• _Exercise details_: Reproduce each line bearing the word "ylabel".

• _Data for the task_:
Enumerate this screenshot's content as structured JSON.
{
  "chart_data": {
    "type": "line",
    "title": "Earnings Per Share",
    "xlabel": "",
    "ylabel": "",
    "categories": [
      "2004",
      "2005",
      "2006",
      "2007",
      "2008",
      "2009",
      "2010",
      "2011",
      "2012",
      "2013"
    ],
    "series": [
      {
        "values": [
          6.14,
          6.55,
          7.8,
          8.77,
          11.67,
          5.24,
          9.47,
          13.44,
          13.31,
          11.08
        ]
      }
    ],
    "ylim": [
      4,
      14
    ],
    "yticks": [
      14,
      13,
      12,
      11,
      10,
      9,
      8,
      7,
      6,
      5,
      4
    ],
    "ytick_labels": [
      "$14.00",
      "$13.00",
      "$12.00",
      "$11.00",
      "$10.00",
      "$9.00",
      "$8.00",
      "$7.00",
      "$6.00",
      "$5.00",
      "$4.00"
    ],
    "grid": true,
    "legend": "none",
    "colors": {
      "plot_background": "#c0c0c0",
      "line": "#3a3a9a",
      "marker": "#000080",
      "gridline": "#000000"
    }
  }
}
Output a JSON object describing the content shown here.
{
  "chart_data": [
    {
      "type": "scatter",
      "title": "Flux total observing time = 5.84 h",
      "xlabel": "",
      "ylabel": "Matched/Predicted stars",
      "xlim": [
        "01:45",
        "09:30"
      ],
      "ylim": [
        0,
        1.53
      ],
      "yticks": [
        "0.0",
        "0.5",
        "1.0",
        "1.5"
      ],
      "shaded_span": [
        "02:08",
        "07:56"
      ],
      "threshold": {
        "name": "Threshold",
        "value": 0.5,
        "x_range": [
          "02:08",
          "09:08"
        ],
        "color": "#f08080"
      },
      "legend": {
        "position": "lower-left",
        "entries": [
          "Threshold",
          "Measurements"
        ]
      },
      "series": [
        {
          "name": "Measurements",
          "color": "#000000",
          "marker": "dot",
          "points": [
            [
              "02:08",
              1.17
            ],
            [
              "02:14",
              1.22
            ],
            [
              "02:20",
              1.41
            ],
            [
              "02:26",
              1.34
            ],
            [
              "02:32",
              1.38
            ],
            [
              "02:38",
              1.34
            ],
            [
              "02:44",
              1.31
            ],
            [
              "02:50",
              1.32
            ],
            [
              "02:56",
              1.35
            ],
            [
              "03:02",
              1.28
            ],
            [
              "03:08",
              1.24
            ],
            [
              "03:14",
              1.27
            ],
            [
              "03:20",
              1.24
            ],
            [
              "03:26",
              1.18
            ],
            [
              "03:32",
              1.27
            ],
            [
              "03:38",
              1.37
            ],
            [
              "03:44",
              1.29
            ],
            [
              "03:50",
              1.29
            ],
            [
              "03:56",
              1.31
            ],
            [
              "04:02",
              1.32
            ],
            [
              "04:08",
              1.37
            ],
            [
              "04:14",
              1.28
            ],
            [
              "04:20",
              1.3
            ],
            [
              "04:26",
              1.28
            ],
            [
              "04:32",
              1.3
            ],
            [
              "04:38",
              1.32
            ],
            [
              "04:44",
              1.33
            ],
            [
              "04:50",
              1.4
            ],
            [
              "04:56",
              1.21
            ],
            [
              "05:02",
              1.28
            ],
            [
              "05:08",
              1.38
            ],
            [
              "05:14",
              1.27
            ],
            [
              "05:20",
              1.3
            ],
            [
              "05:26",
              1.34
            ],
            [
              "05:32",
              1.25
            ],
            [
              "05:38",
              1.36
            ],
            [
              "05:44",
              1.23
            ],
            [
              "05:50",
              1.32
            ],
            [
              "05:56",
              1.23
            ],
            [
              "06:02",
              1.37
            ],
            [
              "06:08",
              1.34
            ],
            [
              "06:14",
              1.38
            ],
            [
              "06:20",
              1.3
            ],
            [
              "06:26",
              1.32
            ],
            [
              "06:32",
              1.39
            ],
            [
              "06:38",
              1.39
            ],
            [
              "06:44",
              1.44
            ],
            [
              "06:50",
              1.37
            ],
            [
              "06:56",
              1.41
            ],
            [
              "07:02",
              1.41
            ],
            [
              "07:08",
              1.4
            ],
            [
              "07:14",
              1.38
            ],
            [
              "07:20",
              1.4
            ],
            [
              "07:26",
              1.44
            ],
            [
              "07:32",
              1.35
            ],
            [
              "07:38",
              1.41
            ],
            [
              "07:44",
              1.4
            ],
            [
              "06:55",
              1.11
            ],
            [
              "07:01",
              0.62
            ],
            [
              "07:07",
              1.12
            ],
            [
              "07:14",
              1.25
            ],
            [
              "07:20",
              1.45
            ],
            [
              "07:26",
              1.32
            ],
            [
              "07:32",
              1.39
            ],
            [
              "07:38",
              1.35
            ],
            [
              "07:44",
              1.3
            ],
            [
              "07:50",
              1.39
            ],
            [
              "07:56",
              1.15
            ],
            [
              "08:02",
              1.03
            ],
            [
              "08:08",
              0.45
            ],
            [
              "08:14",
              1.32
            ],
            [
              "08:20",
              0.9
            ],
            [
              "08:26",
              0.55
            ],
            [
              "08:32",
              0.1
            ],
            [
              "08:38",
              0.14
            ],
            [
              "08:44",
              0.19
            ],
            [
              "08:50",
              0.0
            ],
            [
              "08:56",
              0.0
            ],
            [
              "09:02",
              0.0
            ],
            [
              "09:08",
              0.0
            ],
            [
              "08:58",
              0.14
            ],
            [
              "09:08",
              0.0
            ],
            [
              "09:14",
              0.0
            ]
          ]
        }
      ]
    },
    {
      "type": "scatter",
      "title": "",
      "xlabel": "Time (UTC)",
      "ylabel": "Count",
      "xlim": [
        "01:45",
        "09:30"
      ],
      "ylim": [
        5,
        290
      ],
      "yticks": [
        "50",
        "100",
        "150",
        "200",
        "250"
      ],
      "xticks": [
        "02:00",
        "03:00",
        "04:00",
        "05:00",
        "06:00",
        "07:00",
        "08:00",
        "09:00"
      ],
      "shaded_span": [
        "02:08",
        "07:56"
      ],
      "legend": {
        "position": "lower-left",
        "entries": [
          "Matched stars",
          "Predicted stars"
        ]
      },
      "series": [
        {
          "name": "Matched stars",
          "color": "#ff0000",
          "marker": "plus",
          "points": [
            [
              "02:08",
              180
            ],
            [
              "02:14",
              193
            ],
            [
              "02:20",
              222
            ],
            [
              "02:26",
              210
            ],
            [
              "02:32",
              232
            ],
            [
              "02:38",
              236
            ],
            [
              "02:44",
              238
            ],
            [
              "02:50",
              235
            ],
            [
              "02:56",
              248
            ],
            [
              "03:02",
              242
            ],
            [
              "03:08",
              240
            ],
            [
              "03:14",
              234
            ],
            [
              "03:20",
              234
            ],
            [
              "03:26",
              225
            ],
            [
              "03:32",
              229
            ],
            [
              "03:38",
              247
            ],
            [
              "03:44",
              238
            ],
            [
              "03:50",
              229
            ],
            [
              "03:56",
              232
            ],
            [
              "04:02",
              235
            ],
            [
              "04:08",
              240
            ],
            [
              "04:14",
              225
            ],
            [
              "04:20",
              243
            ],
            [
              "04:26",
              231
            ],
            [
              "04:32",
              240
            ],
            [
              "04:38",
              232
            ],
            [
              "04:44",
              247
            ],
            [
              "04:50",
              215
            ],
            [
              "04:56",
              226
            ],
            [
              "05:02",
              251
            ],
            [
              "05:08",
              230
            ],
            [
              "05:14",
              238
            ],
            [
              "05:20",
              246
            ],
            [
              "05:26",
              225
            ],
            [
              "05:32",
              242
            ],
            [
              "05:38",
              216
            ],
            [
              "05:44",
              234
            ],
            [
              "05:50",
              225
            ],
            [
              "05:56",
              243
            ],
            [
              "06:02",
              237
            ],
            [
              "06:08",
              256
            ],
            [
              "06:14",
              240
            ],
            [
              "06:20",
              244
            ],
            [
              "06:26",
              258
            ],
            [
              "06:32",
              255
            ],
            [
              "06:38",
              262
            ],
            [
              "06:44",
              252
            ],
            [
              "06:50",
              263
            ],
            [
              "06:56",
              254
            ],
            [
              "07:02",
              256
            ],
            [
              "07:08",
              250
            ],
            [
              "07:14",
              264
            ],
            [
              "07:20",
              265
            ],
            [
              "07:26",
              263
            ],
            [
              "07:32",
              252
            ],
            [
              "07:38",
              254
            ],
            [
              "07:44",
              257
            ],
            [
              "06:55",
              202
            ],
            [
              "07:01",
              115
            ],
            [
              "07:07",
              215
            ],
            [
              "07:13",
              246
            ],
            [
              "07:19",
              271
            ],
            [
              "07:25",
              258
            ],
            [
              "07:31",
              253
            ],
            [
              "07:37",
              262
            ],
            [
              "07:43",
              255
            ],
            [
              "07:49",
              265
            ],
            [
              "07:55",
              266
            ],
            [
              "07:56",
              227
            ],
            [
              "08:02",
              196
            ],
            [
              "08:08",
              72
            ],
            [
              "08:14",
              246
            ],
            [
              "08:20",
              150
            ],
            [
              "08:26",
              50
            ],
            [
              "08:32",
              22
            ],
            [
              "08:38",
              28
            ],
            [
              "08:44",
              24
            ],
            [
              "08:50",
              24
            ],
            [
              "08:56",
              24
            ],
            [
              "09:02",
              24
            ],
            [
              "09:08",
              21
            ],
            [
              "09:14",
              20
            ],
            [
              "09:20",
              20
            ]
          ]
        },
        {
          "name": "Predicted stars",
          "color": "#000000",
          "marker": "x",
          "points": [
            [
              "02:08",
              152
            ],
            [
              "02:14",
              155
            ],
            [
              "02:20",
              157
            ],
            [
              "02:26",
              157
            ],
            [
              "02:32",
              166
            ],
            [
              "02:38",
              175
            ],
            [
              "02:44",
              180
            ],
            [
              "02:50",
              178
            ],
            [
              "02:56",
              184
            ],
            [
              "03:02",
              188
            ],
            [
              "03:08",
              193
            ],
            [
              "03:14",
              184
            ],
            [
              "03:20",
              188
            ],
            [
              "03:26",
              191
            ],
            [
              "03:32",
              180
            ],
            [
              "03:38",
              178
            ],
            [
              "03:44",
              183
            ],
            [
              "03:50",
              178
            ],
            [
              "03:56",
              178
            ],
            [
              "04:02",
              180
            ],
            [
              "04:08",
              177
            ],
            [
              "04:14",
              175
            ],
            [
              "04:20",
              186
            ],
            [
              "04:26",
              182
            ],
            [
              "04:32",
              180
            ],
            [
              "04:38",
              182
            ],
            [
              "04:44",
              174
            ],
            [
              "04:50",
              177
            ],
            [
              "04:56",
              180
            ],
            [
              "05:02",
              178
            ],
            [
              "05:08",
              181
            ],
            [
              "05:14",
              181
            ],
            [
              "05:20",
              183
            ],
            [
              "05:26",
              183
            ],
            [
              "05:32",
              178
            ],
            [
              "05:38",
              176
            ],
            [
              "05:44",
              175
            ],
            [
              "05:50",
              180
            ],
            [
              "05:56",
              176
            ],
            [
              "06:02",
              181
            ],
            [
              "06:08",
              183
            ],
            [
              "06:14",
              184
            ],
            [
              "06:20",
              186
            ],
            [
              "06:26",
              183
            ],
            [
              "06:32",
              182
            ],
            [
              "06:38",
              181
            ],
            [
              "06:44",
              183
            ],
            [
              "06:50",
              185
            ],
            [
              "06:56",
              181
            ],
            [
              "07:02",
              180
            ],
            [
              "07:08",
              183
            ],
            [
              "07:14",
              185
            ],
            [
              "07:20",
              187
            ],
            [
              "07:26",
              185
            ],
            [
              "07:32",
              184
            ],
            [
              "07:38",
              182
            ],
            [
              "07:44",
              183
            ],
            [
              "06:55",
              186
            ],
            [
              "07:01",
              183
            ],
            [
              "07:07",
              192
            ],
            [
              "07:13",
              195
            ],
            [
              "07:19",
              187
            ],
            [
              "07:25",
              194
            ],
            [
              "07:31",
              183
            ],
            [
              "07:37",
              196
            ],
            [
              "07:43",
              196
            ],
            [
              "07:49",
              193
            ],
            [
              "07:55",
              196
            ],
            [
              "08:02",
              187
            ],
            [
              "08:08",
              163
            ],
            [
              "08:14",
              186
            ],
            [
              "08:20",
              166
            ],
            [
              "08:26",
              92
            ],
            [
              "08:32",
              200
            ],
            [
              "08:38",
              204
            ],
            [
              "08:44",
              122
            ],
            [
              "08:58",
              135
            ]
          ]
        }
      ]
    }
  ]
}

• _Exercise output_:
    "ylabel": "",
      "ylabel": "Matched/Predicted stars",
      "ylabel": "Count",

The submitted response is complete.